— START OF Supplied material —

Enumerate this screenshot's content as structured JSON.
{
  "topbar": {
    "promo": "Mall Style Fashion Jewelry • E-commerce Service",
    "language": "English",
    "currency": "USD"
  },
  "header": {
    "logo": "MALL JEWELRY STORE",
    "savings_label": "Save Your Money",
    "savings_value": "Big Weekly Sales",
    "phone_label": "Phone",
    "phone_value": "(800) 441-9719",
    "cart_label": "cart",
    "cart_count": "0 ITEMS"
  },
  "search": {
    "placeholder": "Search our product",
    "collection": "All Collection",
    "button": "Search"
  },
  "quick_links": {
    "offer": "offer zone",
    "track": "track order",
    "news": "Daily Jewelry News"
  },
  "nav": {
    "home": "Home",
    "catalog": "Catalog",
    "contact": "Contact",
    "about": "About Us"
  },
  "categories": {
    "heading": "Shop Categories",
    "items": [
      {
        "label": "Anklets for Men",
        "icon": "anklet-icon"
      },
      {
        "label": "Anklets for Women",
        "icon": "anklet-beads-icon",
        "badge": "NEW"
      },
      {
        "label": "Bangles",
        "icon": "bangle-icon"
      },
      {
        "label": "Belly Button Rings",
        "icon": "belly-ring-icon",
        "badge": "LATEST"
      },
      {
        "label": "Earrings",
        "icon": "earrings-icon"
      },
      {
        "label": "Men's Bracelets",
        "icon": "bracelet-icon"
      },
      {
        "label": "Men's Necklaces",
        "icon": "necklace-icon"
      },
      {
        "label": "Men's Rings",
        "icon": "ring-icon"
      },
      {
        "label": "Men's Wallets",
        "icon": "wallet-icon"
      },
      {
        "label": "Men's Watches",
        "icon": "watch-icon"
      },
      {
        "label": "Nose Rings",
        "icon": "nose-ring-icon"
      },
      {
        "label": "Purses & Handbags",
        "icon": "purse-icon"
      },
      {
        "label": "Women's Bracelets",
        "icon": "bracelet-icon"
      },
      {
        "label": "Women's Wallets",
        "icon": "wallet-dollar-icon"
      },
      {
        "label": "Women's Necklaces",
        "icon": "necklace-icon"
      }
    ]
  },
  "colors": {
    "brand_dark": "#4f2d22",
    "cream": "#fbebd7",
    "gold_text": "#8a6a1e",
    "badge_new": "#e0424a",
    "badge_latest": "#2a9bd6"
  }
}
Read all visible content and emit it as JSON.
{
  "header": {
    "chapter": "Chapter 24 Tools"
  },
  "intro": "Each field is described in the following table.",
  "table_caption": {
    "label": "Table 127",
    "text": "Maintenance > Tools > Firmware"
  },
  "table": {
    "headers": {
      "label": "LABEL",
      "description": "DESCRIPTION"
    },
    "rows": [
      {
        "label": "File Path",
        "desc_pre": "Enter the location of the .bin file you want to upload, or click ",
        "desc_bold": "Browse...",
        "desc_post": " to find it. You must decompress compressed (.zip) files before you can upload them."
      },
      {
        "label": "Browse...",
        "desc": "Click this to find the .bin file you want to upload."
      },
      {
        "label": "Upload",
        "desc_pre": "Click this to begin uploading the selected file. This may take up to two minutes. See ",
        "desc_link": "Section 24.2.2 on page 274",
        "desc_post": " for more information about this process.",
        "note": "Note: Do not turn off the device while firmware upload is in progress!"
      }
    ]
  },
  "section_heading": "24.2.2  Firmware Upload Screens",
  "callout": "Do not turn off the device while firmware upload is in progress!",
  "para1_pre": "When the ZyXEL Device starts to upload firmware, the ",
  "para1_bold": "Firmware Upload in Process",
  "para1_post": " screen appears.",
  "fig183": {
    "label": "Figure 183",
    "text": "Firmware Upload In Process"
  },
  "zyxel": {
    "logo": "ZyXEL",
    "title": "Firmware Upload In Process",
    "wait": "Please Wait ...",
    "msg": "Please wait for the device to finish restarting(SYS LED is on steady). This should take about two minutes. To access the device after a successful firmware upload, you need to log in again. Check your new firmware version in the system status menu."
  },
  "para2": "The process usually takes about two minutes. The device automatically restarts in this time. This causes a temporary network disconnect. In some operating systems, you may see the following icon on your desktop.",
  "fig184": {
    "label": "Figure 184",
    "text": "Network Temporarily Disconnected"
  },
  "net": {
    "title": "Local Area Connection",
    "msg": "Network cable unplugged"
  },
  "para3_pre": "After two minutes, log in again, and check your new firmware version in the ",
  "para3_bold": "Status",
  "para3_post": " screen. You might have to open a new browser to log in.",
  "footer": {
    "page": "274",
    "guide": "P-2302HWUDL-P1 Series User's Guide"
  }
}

— END OF Supplied material —

→ Directions for this task:
Return each line among the entries that holds the word "title".

→ Answer to this exercise:
    "title": "Firmware Upload In Process",
    "title": "Local Area Connection",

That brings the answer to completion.